Problem:
Restate the whole listing exactly.

Task material:
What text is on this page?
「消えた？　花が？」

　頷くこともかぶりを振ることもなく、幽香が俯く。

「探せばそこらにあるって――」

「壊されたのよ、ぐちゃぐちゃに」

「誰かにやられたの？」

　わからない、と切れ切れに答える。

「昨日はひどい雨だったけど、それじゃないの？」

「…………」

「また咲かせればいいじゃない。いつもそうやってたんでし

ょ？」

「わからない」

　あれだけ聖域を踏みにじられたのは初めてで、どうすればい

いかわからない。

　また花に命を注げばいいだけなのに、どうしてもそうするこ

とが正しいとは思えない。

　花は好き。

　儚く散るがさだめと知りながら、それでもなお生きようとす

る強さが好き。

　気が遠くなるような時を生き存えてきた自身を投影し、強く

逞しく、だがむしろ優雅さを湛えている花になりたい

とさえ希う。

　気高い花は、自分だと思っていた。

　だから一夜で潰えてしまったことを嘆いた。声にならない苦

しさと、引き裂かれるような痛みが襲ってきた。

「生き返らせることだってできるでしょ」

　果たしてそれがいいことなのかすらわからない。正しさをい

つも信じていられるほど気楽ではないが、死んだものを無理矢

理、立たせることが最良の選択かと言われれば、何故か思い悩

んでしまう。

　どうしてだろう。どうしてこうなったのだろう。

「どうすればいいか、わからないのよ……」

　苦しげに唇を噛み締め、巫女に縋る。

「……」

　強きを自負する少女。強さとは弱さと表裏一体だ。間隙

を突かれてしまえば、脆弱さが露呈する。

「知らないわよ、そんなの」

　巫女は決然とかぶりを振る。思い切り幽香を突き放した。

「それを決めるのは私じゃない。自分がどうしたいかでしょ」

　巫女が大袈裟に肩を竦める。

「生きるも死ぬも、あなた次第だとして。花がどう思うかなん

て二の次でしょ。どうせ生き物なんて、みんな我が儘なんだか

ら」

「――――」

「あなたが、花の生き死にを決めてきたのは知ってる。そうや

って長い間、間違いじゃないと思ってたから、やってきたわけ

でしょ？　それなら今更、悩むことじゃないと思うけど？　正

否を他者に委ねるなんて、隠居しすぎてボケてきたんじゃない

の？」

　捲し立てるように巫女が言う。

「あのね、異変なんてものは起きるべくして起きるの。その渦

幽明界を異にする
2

Response to the task:
What text is on this page?
「消えた？　花が？」

　頷くこともかぶりを振ることもなく、幽香が俯く。

「探せばそこらにあるって――」

「壊されたのよ、ぐちゃぐちゃに」

「誰かにやられたの？」

　わからない、と切れ切れに答える。

「昨日はひどい雨だったけど、それじゃないの？」

「…………」

「また咲かせればいいじゃない。いつもそうやってたんでし

ょ？」

「わからない」

　あれだけ聖域を踏みにじられたのは初めてで、どうすればい

いかわからない。

　また花に命を注げばいいだけなのに、どうしてもそうするこ

とが正しいとは思えない。

　花は好き。

　儚く散るがさだめと知りながら、それでもなお生きようとす

る強さが好き。

　気が遠くなるような時を生き存えてきた自身を投影し、強く

逞しく、だがむしろ優雅さを湛えている花になりたい

とさえ希う。

　気高い花は、自分だと思っていた。

　だから一夜で潰えてしまったことを嘆いた。声にならない苦

しさと、引き裂かれるような痛みが襲ってきた。

「生き返らせることだってできるでしょ」

　果たしてそれがいいことなのかすらわからない。正しさをい

つも信じていられるほど気楽ではないが、死んだものを無理矢

理、立たせることが最良の選択かと言われれば、何故か思い悩

んでしまう。

　どうしてだろう。どうしてこうなったのだろう。

「どうすればいいか、わからないのよ……」

　苦しげに唇を噛み締め、巫女に縋る。

「……」

　強きを自負する少女。強さとは弱さと表裏一体だ。間隙

を突かれてしまえば、脆弱さが露呈する。

「知らないわよ、そんなの」

　巫女は決然とかぶりを振る。思い切り幽香を突き放した。

「それを決めるのは私じゃない。自分がどうしたいかでしょ」

　巫女が大袈裟に肩を竦める。

「生きるも死ぬも、あなた次第だとして。花がどう思うかなん

て二の次でしょ。どうせ生き物なんて、みんな我が儘なんだか

ら」

「――――」

「あなたが、花の生き死にを決めてきたのは知ってる。そうや

って長い間、間違いじゃないと思ってたから、やってきたわけ

でしょ？　それなら今更、悩むことじゃないと思うけど？　正

否を他者に委ねるなんて、隠居しすぎてボケてきたんじゃない

の？」

　捲し立てるように巫女が言う。

「あのね、異変なんてものは起きるべくして起きるの。その渦

幽明界を異にする
2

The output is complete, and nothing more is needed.